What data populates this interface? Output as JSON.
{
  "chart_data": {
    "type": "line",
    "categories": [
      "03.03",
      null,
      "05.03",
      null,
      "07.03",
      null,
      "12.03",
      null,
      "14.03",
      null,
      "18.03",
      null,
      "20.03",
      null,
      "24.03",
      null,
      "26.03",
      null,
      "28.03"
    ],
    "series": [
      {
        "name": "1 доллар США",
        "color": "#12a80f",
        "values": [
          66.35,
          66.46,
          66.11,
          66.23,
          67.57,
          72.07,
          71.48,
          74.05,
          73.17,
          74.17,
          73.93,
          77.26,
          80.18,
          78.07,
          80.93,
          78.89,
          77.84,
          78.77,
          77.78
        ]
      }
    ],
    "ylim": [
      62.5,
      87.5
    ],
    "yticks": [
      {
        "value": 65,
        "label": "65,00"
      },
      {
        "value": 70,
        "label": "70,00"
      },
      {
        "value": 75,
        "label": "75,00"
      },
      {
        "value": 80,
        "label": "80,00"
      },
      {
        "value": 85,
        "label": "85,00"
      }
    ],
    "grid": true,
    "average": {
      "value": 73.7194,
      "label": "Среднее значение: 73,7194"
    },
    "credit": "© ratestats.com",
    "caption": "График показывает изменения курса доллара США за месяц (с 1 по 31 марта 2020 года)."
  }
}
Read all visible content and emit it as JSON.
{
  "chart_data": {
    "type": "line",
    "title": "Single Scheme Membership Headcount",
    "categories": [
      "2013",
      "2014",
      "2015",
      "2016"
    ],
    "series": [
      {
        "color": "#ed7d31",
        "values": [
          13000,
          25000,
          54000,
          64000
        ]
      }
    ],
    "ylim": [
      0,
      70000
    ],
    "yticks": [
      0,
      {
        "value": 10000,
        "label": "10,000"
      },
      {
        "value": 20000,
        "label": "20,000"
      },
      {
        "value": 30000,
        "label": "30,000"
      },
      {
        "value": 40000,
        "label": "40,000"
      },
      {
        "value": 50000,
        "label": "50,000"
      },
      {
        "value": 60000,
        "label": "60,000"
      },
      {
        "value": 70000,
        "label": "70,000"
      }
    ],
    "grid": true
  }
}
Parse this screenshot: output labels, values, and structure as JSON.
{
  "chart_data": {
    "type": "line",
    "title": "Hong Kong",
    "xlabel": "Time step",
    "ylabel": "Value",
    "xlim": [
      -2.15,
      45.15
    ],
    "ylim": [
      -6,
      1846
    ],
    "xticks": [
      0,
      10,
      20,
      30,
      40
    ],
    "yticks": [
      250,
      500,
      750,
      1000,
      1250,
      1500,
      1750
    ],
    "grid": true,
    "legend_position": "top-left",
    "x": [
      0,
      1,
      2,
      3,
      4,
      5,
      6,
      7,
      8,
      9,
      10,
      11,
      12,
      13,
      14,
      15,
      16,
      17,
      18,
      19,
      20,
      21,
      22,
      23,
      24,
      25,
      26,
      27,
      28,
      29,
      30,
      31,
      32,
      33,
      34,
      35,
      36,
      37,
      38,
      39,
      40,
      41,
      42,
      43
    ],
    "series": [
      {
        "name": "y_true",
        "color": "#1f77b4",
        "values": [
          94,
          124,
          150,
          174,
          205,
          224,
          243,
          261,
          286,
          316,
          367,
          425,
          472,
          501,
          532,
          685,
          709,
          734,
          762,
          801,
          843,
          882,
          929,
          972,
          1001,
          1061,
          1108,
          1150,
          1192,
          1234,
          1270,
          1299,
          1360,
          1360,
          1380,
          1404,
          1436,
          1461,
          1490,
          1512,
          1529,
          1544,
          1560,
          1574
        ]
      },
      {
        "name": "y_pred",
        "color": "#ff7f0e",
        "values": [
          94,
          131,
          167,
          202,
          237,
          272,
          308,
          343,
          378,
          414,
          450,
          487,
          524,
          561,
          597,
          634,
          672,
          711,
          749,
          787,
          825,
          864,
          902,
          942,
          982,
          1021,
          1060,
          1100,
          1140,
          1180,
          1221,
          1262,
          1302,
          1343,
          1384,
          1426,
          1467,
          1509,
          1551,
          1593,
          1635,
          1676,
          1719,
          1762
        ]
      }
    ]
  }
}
════════════════
◆ **SET PROBLEM**: Which lines hold the string "this"? List them all.

◆ **PROBLEM SOLUTION**:
What data populates this interface? Output as JSON.
Parse this screenshot: output labels, values, and structure as JSON.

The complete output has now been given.